§ What to work on: Collect all lines from the listing that include the string "coords".

§ Listed entries:

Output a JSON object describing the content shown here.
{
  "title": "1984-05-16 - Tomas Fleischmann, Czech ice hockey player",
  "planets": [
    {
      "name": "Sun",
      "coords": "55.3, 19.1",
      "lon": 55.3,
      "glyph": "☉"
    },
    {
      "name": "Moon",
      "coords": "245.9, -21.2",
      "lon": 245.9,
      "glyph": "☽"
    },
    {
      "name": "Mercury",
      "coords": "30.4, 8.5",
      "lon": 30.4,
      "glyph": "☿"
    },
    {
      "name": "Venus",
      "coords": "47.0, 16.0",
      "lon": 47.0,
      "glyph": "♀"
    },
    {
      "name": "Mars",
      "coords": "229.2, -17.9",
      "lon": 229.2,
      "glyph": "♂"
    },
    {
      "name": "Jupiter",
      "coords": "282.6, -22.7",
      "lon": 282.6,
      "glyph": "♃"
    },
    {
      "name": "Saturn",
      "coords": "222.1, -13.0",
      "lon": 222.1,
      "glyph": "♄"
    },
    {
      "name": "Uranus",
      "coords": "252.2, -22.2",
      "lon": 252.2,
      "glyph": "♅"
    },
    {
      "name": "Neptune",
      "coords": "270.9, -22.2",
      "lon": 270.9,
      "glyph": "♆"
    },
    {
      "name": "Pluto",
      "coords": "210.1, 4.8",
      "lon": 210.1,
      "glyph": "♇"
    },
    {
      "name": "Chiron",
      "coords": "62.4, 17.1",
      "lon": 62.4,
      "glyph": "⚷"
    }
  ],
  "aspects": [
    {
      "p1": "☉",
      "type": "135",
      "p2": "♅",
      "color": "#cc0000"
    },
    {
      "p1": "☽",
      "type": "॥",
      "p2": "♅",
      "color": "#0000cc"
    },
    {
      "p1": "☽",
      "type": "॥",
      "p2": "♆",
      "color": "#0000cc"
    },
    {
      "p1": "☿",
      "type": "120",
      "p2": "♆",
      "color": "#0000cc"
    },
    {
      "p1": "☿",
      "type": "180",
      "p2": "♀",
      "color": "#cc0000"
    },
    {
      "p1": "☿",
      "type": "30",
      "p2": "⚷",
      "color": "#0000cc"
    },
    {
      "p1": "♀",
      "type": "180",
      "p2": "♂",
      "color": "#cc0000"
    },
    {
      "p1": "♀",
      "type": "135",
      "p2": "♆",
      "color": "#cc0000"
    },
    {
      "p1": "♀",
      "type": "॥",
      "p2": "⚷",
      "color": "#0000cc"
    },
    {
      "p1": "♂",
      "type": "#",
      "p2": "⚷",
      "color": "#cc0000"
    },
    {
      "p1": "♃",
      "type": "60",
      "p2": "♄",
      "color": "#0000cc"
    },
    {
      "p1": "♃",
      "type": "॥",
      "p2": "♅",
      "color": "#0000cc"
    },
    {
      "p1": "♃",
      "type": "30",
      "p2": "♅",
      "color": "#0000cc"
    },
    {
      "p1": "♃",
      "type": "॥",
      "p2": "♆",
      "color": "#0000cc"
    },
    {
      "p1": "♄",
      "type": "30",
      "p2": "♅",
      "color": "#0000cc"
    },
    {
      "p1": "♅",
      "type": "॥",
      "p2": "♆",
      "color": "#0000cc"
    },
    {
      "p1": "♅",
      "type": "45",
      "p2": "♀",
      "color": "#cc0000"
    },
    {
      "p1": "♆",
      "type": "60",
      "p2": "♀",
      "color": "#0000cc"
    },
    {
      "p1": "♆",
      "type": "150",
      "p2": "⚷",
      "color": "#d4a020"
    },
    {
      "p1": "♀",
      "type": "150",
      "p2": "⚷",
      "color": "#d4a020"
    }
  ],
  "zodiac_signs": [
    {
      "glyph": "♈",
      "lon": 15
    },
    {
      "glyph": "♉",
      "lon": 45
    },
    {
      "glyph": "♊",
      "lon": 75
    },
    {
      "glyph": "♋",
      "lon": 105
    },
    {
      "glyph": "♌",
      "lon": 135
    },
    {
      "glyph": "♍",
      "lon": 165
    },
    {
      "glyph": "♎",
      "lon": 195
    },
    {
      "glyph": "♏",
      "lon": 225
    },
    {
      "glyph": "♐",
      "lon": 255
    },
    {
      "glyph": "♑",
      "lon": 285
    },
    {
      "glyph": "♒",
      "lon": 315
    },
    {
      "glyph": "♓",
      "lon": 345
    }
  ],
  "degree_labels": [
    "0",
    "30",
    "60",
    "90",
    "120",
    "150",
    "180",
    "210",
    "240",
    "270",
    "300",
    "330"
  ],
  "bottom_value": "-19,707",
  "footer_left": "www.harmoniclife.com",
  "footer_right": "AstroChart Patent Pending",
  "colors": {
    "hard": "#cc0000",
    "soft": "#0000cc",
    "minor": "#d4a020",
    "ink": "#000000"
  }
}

§ Result of this task:
      "coords": "55.3, 19.1",
      "coords": "245.9, -21.2",
      "coords": "30.4, 8.5",
      "coords": "47.0, 16.0",
      "coords": "229.2, -17.9",
      "coords": "282.6, -22.7",
      "coords": "222.1, -13.0",
      "coords": "252.2, -22.2",
      "coords": "270.9, -22.2",
      "coords": "210.1, 4.8",
      "coords": "62.4, 17.1",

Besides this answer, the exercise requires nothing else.